| Listed records |
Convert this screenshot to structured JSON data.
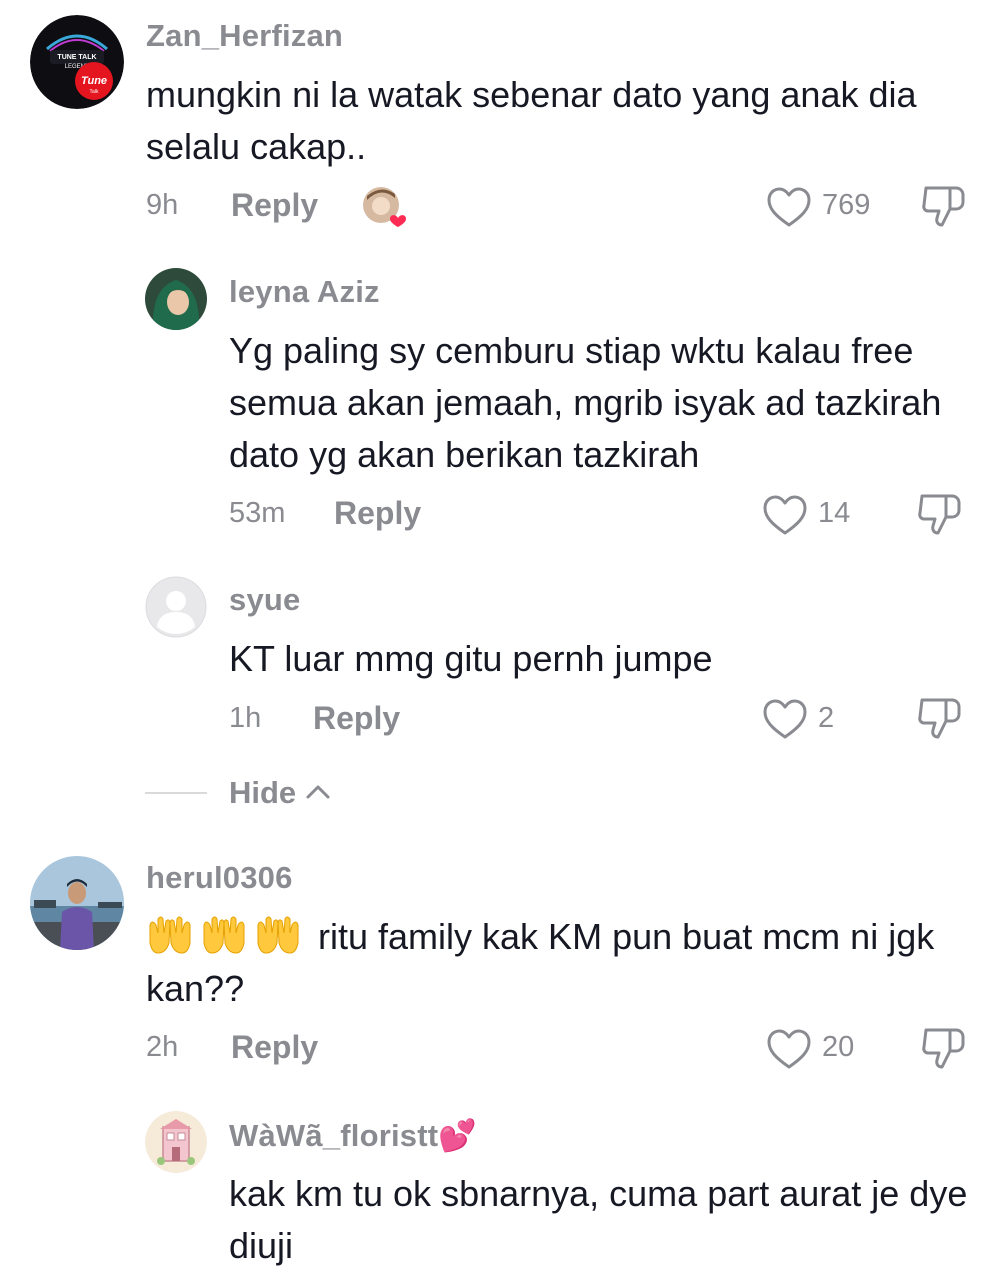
{
  "comments": [
    {
      "username": "Zan_Herfizan",
      "avatar_icon": "tune-talk-logo-avatar",
      "avatar_texts": [
        "TUNE TALK",
        "LEGEND",
        "Tune",
        "Talk"
      ],
      "text": "mungkin ni la watak sebenar dato yang anak dia selalu cakap..",
      "time": "9h",
      "reply_label": "Reply",
      "likes": "769",
      "liked_by_creator": true
    },
    {
      "username": "leyna Aziz",
      "avatar_icon": "woman-hijab-avatar",
      "text": "Yg paling sy cemburu stiap wktu kalau free semua akan jemaah, mgrib isyak ad tazkirah dato yg akan berikan tazkirah",
      "time": "53m",
      "reply_label": "Reply",
      "likes": "14"
    },
    {
      "username": "syue",
      "avatar_icon": "default-user-avatar",
      "text": "KT luar mmg gitu pernh jumpe",
      "time": "1h",
      "reply_label": "Reply",
      "likes": "2"
    },
    {
      "username": "herul0306",
      "avatar_icon": "man-seaside-avatar",
      "emoji": "🤲🤲🤲",
      "text": "ritu family kak KM pun buat mcm ni jgk kan??",
      "time": "2h",
      "reply_label": "Reply",
      "likes": "20"
    },
    {
      "username": "WàWã_floristt💕",
      "avatar_icon": "flower-shop-avatar",
      "text": "kak km tu ok sbnarnya, cuma part aurat je dye diuji"
    }
  ],
  "hide_replies": {
    "label": "Hide"
  },
  "colors": {
    "secondary_text": "#8a8b91",
    "primary_text": "#161823",
    "heart_badge": "#fe2c55"
  }
}
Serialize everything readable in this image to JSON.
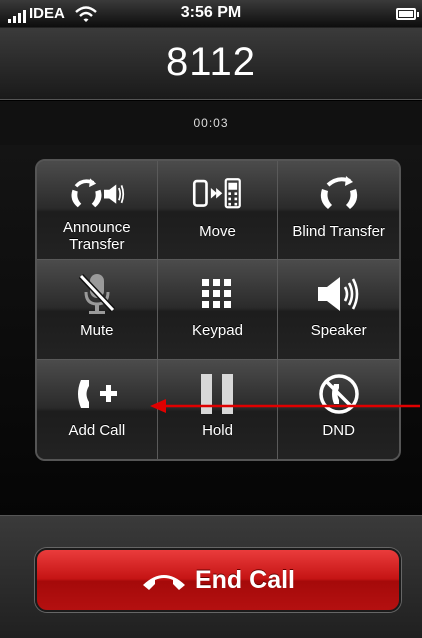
{
  "status_bar": {
    "carrier": "IDEA",
    "time": "3:56 PM",
    "signal_bars": 4,
    "icons": [
      "signal-icon",
      "wifi-icon",
      "battery-icon"
    ]
  },
  "call": {
    "number": "8112",
    "duration": "00:03"
  },
  "buttons": [
    {
      "id": "announce-transfer",
      "label_lines": [
        "Announce",
        "Transfer"
      ],
      "icon": "announce-transfer-icon"
    },
    {
      "id": "move",
      "label": "Move",
      "icon": "move-to-phone-icon"
    },
    {
      "id": "blind-transfer",
      "label": "Blind Transfer",
      "icon": "blind-transfer-icon"
    },
    {
      "id": "mute",
      "label": "Mute",
      "icon": "muted-microphone-icon"
    },
    {
      "id": "keypad",
      "label": "Keypad",
      "icon": "keypad-icon"
    },
    {
      "id": "speaker",
      "label": "Speaker",
      "icon": "speaker-icon"
    },
    {
      "id": "add-call",
      "label": "Add Call",
      "icon": "add-call-icon"
    },
    {
      "id": "hold",
      "label": "Hold",
      "icon": "pause-icon"
    },
    {
      "id": "dnd",
      "label": "DND",
      "icon": "do-not-disturb-icon"
    }
  ],
  "end_call": {
    "label": "End Call",
    "icon": "handset-down-icon"
  },
  "annotation": {
    "target": "add-call",
    "color": "#e00000"
  },
  "colors": {
    "end_call_red": "#c51414",
    "background": "#000000"
  }
}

| Goal |
Copy the material above in full and exactly, skipping pictures.

| Solution for this task |
Convert this screenshot to structured JSON data.
{
  "comments": [
    {
      "username": "Zan_Herfizan",
      "avatar_icon": "tune-talk-logo-avatar",
      "avatar_texts": [
        "TUNE TALK",
        "LEGEND",
        "Tune",
        "Talk"
      ],
      "text": "mungkin ni la watak sebenar dato yang anak dia selalu cakap..",
      "time": "9h",
      "reply_label": "Reply",
      "likes": "769",
      "liked_by_creator": true
    },
    {
      "username": "leyna Aziz",
      "avatar_icon": "woman-hijab-avatar",
      "text": "Yg paling sy cemburu stiap wktu kalau free semua akan jemaah, mgrib isyak ad tazkirah dato yg akan berikan tazkirah",
      "time": "53m",
      "reply_label": "Reply",
      "likes": "14"
    },
    {
      "username": "syue",
      "avatar_icon": "default-user-avatar",
      "text": "KT luar mmg gitu pernh jumpe",
      "time": "1h",
      "reply_label": "Reply",
      "likes": "2"
    },
    {
      "username": "herul0306",
      "avatar_icon": "man-seaside-avatar",
      "emoji": "🤲🤲🤲",
      "text": "ritu family kak KM pun buat mcm ni jgk kan??",
      "time": "2h",
      "reply_label": "Reply",
      "likes": "20"
    },
    {
      "username": "WàWã_floristt💕",
      "avatar_icon": "flower-shop-avatar",
      "text": "kak km tu ok sbnarnya, cuma part aurat je dye diuji"
    }
  ],
  "hide_replies": {
    "label": "Hide"
  },
  "colors": {
    "secondary_text": "#8a8b91",
    "primary_text": "#161823",
    "heart_badge": "#fe2c55"
  }
}
Serialize everything readable in this image to JSON.
{
  "status_bar": {
    "carrier": "IDEA",
    "time": "3:56 PM",
    "signal_bars": 4,
    "icons": [
      "signal-icon",
      "wifi-icon",
      "battery-icon"
    ]
  },
  "call": {
    "number": "8112",
    "duration": "00:03"
  },
  "buttons": [
    {
      "id": "announce-transfer",
      "label_lines": [
        "Announce",
        "Transfer"
      ],
      "icon": "announce-transfer-icon"
    },
    {
      "id": "move",
      "label": "Move",
      "icon": "move-to-phone-icon"
    },
    {
      "id": "blind-transfer",
      "label": "Blind Transfer",
      "icon": "blind-transfer-icon"
    },
    {
      "id": "mute",
      "label": "Mute",
      "icon": "muted-microphone-icon"
    },
    {
      "id": "keypad",
      "label": "Keypad",
      "icon": "keypad-icon"
    },
    {
      "id": "speaker",
      "label": "Speaker",
      "icon": "speaker-icon"
    },
    {
      "id": "add-call",
      "label": "Add Call",
      "icon": "add-call-icon"
    },
    {
      "id": "hold",
      "label": "Hold",
      "icon": "pause-icon"
    },
    {
      "id": "dnd",
      "label": "DND",
      "icon": "do-not-disturb-icon"
    }
  ],
  "end_call": {
    "label": "End Call",
    "icon": "handset-down-icon"
  },
  "annotation": {
    "target": "add-call",
    "color": "#e00000"
  },
  "colors": {
    "end_call_red": "#c51414",
    "background": "#000000"
  }
}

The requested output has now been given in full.